» Request
Find all the lines with "Tackling" and gather them.

─── Input

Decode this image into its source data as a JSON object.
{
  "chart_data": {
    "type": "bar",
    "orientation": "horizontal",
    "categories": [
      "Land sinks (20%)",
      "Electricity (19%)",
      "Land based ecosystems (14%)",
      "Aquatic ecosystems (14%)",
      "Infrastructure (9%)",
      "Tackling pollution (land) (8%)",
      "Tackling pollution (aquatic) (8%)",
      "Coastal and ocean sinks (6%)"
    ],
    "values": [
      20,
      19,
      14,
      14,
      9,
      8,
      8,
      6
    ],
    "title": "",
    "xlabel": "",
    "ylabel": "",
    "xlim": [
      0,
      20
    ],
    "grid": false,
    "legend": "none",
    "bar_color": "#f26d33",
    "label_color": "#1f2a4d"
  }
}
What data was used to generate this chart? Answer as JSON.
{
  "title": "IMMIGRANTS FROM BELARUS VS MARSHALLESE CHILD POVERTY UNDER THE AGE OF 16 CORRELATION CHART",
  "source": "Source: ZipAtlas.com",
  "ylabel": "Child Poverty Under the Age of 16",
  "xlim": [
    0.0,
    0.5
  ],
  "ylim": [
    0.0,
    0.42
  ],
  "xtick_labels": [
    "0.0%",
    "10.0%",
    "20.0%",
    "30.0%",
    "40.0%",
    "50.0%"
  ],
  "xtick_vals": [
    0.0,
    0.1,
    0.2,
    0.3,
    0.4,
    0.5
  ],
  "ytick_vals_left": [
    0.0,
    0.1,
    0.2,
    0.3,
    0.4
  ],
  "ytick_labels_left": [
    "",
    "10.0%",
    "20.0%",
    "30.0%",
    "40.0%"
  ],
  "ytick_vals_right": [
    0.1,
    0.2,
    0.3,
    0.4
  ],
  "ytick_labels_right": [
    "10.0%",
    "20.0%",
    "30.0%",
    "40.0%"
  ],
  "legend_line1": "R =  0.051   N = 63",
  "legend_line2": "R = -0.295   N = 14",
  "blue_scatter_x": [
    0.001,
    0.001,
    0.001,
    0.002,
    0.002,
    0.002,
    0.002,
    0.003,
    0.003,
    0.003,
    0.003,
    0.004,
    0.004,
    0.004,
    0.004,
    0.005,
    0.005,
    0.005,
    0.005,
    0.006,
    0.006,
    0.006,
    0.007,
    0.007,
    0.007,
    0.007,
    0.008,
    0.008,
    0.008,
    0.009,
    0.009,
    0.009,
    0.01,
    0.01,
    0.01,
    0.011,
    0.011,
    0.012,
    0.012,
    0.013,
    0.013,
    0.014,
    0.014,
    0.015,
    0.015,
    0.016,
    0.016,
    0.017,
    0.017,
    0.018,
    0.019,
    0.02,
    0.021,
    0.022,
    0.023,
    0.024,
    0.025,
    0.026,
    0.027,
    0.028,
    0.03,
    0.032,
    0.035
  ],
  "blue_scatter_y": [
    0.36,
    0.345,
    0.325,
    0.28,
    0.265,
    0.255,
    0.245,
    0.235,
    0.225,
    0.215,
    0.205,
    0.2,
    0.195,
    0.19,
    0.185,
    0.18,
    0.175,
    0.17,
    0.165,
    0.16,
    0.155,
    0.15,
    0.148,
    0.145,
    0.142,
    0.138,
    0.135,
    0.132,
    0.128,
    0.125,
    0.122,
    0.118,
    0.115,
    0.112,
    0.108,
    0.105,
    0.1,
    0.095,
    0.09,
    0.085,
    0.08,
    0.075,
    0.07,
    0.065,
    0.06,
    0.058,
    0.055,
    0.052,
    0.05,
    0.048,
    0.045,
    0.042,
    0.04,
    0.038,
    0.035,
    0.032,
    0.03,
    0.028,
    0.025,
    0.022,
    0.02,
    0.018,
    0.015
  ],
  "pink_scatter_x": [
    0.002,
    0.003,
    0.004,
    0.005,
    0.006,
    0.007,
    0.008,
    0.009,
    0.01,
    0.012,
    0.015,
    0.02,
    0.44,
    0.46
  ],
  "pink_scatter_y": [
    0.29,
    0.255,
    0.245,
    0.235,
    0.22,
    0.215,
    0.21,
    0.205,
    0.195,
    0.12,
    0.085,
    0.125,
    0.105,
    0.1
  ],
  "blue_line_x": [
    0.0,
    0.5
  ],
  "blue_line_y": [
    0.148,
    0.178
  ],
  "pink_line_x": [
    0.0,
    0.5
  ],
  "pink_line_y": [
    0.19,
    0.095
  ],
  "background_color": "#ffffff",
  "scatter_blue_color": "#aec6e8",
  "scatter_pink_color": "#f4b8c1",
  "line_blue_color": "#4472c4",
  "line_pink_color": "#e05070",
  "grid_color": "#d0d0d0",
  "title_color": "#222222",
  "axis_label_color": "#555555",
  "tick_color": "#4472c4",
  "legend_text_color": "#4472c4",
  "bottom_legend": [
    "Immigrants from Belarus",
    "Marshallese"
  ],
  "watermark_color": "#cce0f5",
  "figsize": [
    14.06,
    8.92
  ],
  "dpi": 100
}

──────

» Task output
      "Tackling pollution (land) (8%)",
      "Tackling pollution (aquatic) (8%)",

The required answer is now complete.